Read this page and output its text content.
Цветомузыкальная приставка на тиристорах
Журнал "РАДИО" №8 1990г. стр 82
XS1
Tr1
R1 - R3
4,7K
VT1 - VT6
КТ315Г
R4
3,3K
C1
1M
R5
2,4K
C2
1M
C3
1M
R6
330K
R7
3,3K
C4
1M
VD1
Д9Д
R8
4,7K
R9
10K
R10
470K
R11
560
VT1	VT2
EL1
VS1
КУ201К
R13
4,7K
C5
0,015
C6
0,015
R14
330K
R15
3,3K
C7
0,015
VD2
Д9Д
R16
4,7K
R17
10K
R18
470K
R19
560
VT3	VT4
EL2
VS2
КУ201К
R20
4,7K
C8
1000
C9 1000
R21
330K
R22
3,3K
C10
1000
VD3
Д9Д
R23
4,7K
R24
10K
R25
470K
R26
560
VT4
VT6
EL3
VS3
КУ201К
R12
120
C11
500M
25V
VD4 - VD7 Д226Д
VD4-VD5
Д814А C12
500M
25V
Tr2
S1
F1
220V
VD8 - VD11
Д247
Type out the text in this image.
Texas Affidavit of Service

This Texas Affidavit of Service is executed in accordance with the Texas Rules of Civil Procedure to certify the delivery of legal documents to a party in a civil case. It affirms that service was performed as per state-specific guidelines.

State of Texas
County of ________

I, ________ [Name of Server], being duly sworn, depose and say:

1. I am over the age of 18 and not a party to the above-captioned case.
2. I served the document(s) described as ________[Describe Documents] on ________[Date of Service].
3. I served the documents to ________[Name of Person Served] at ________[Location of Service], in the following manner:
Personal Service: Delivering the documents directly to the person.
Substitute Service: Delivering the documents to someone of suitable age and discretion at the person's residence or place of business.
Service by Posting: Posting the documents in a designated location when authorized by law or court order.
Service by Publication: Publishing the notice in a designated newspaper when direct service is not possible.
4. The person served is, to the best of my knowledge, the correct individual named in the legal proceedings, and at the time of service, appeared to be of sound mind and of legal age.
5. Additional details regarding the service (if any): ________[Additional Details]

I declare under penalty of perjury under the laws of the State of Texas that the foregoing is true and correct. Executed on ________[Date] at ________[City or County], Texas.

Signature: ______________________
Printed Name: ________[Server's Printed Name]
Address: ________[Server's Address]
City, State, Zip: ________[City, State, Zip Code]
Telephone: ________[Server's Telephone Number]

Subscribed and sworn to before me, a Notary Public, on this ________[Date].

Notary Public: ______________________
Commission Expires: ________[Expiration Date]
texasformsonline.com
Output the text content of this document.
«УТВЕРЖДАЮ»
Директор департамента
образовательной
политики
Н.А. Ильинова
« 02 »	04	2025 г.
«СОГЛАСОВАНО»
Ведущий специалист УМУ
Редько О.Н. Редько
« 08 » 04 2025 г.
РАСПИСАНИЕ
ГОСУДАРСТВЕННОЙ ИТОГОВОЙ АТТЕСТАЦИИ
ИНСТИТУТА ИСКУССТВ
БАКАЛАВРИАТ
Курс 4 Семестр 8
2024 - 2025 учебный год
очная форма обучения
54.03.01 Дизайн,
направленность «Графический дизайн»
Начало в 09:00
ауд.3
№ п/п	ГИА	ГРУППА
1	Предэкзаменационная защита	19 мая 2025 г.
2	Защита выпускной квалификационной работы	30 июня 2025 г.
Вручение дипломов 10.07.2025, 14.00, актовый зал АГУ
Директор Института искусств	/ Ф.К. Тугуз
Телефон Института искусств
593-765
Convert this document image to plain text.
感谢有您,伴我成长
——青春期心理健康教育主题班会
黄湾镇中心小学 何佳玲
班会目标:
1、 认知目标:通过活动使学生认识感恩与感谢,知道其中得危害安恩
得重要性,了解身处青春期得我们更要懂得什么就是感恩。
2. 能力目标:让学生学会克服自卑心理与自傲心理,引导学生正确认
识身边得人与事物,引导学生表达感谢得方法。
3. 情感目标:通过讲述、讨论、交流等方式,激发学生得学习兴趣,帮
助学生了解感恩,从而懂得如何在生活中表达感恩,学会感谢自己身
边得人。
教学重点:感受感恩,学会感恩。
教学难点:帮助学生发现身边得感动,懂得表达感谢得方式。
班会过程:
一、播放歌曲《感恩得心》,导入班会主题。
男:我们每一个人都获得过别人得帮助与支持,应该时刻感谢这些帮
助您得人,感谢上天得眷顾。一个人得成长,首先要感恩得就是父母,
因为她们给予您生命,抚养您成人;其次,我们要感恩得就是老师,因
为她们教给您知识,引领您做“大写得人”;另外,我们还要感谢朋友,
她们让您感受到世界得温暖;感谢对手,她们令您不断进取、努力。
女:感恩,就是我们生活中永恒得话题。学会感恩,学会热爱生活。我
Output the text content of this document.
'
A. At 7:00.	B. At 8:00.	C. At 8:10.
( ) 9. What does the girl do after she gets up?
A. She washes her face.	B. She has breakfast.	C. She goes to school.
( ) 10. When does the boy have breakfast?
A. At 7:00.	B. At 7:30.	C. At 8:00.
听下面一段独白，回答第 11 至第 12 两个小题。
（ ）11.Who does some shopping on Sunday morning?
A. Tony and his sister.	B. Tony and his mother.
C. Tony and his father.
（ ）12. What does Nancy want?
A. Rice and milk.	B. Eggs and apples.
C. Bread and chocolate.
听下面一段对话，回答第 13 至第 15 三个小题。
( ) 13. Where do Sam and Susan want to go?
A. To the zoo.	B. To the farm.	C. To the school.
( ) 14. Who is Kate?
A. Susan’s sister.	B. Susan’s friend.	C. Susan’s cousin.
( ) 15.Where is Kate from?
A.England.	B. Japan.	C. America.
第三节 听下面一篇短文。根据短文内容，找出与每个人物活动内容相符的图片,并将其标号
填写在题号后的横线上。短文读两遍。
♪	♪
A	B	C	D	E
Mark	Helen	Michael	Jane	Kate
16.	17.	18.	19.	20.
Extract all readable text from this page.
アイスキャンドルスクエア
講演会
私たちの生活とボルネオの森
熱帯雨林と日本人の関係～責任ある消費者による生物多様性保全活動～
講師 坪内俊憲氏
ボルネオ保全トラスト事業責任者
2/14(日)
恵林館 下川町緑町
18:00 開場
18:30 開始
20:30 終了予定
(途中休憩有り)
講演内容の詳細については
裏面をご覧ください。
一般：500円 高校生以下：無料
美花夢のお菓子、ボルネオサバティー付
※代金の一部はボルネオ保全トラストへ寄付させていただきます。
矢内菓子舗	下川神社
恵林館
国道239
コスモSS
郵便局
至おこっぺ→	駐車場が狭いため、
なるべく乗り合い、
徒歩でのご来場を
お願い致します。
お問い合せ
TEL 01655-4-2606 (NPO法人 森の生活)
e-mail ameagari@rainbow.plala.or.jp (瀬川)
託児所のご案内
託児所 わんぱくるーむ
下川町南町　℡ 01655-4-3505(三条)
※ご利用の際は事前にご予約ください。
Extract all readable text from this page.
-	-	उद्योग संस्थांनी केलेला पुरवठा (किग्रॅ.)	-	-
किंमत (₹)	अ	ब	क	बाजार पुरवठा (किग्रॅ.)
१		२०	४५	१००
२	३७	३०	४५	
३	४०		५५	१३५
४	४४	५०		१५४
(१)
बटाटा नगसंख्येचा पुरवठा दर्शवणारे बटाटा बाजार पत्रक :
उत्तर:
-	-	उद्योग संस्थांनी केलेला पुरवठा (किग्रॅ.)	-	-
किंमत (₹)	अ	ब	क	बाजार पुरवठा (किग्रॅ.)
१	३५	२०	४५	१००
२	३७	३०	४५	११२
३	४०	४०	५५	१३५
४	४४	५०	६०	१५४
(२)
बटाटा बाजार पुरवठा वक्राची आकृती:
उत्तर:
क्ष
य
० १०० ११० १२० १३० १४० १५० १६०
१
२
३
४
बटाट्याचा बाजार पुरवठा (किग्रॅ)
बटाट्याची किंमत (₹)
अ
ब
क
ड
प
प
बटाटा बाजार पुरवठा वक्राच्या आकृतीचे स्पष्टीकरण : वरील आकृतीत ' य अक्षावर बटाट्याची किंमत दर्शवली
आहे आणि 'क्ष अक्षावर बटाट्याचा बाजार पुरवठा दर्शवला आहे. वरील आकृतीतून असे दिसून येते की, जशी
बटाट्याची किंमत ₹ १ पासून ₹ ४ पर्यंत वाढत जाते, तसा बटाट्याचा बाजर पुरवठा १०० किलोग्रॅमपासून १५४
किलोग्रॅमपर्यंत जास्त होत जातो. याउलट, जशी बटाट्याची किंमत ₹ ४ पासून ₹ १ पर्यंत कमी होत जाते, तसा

----------------------------------------

Extract each line from the entries above that contains the string "Affidavit".

Texas Affidavit of Service
This Texas Affidavit of Service is executed in accordance with the Texas Rules of Civil Procedure to certify the delivery of legal documents to a party in a civil case. It affirms that service was performed as per state-specific guidelines.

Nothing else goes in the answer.